**THE PROBLEM**
Go over the records and copy every line with the string "checked".

**INFORMATION PROVIDED**
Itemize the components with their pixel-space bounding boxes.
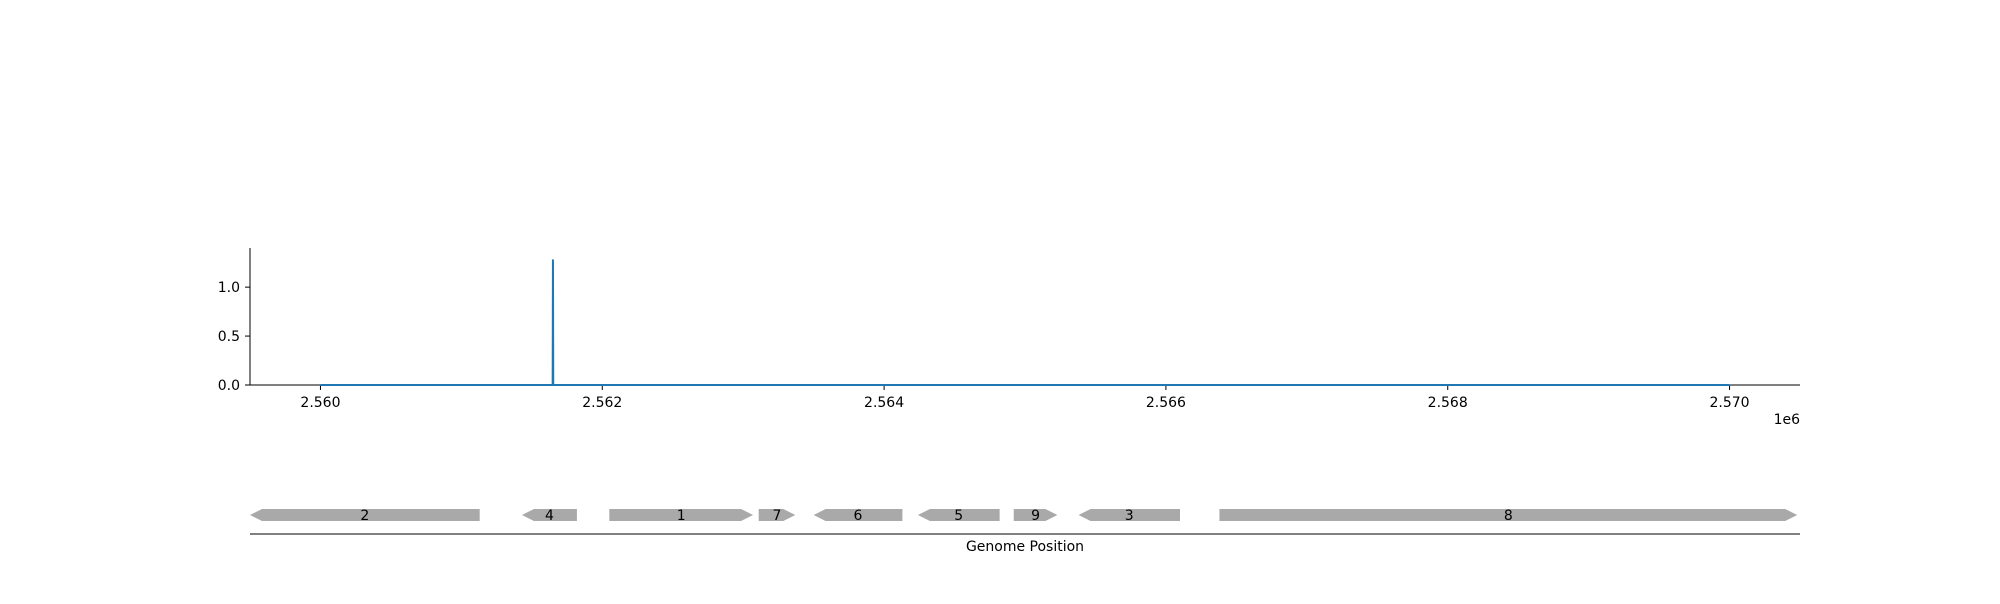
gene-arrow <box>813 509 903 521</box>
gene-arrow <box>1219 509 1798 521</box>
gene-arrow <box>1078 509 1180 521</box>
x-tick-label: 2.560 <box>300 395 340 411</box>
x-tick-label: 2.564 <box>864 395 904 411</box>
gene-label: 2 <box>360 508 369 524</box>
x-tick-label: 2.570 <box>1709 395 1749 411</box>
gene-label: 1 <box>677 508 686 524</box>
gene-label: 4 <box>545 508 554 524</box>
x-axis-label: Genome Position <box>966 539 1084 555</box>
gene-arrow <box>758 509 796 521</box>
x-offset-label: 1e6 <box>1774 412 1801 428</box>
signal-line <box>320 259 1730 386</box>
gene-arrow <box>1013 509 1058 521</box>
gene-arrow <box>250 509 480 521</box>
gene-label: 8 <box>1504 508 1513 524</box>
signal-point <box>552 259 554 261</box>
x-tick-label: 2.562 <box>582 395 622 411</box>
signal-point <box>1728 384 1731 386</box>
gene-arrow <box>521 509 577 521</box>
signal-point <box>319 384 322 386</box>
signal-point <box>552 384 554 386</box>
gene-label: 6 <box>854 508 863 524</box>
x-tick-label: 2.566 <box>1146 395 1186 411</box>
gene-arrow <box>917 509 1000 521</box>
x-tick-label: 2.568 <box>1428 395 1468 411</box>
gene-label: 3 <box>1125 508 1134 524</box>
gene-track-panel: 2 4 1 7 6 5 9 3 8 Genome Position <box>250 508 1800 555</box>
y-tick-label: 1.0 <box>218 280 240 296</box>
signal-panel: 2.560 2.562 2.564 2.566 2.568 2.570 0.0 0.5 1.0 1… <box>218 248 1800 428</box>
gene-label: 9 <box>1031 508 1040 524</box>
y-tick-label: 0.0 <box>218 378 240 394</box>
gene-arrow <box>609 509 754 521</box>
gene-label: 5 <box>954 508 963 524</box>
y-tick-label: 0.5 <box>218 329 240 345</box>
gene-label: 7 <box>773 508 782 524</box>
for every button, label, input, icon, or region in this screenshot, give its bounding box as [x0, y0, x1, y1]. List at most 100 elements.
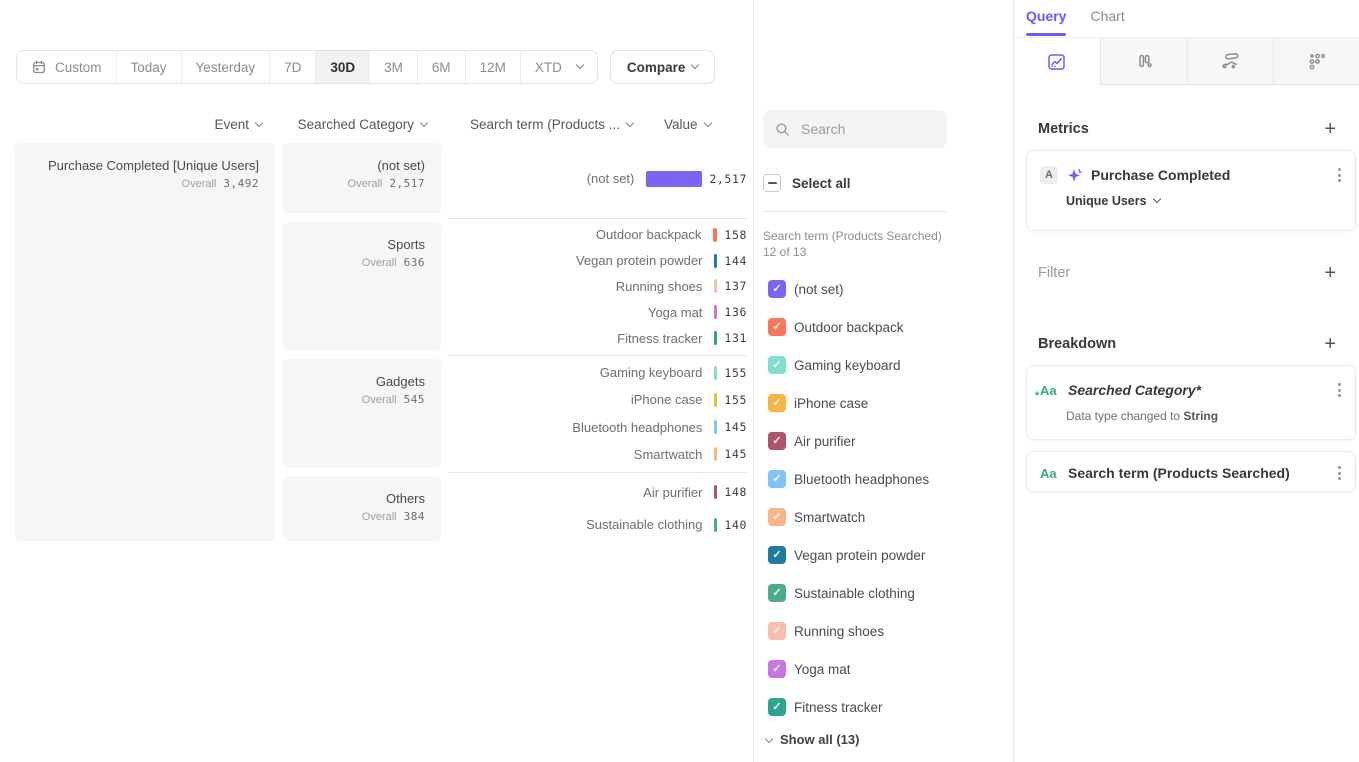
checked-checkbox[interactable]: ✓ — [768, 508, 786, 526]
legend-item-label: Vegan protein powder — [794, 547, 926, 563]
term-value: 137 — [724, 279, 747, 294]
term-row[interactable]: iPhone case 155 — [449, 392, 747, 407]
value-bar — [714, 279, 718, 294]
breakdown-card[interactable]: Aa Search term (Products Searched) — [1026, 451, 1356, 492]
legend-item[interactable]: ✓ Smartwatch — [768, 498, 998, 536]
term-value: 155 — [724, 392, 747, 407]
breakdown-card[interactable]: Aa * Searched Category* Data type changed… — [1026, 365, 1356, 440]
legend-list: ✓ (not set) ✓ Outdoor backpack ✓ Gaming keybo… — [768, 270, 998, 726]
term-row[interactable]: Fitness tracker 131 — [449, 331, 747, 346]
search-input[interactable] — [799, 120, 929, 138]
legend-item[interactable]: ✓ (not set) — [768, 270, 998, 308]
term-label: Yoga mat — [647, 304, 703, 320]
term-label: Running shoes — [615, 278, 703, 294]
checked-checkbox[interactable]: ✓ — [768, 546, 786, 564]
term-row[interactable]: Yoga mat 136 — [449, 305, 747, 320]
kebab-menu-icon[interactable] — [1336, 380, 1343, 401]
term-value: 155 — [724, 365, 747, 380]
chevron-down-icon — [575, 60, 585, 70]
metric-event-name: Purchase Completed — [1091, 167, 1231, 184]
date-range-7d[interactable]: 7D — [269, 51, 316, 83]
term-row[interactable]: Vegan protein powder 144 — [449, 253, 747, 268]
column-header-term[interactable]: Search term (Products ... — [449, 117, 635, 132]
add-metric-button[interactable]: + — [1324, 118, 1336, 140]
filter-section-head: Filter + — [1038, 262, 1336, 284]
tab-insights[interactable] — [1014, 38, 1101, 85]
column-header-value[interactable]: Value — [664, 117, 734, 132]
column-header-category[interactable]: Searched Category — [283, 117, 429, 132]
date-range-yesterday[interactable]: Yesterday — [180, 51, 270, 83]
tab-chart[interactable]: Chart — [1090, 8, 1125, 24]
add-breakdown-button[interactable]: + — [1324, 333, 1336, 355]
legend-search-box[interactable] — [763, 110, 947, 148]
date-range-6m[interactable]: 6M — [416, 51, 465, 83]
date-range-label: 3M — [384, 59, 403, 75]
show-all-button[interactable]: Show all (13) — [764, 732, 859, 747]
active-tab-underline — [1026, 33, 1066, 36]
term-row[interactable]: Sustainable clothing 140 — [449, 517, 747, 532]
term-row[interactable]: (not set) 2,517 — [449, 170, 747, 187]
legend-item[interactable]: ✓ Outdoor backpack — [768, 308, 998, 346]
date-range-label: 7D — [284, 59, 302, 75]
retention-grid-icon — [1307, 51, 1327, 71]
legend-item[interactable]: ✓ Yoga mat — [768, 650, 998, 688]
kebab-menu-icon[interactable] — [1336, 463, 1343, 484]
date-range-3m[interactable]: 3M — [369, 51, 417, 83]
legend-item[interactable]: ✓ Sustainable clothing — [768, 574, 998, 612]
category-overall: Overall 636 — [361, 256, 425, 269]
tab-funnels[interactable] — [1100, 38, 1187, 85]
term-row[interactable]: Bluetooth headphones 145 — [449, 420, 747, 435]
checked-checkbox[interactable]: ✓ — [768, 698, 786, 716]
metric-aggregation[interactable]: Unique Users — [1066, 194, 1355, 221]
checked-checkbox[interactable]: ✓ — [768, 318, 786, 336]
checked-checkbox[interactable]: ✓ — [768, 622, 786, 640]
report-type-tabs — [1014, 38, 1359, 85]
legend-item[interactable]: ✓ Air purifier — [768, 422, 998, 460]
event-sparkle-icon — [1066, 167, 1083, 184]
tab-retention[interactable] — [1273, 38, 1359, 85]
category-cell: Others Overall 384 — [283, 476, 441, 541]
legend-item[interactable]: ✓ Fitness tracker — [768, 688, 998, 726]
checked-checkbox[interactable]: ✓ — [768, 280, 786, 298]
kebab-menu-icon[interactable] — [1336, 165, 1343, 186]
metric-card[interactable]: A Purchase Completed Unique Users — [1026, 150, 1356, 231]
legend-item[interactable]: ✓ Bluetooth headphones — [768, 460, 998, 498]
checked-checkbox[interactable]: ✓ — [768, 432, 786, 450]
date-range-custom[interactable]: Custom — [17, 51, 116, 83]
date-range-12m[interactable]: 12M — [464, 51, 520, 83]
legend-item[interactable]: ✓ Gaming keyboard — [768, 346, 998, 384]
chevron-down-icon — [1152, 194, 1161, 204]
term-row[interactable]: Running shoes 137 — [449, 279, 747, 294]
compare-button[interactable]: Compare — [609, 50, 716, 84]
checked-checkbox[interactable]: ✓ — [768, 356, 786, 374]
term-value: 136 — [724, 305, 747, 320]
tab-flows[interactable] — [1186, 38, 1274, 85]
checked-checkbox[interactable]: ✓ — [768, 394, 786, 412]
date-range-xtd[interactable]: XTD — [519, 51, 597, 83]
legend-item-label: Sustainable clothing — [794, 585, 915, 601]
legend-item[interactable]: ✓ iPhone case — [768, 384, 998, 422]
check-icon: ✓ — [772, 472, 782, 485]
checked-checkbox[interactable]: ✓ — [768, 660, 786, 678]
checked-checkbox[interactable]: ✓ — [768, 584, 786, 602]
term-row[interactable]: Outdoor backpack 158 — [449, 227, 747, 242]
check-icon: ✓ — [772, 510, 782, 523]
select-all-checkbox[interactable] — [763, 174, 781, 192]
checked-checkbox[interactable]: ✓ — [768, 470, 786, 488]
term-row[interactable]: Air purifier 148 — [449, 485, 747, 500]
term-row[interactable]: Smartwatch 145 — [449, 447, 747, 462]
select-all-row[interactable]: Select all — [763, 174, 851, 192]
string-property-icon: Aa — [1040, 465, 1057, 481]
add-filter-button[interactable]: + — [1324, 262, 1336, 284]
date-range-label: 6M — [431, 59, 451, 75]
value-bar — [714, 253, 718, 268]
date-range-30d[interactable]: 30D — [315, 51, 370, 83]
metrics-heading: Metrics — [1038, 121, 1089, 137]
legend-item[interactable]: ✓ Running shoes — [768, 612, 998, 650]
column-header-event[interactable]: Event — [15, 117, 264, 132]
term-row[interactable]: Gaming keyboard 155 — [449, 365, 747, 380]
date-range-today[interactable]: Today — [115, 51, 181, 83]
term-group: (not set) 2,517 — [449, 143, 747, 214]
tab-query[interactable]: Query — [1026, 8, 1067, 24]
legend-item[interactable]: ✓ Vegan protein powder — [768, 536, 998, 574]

**RESULT FOR THIS TASK**
checked-checkbox[interactable]: ✓ — [768, 508, 786, 526]
checked-checkbox[interactable]: ✓ — [768, 546, 786, 564]
checked-checkbox[interactable]: ✓ — [768, 698, 786, 716]
checked-checkbox[interactable]: ✓ — [768, 318, 786, 336]
checked-checkbox[interactable]: ✓ — [768, 622, 786, 640]
checked-checkbox[interactable]: ✓ — [768, 280, 786, 298]
checked-checkbox[interactable]: ✓ — [768, 432, 786, 450]
checked-checkbox[interactable]: ✓ — [768, 356, 786, 374]
checked-checkbox[interactable]: ✓ — [768, 394, 786, 412]
checked-checkbox[interactable]: ✓ — [768, 660, 786, 678]
checked-checkbox[interactable]: ✓ — [768, 584, 786, 602]
checked-checkbox[interactable]: ✓ — [768, 470, 786, 488]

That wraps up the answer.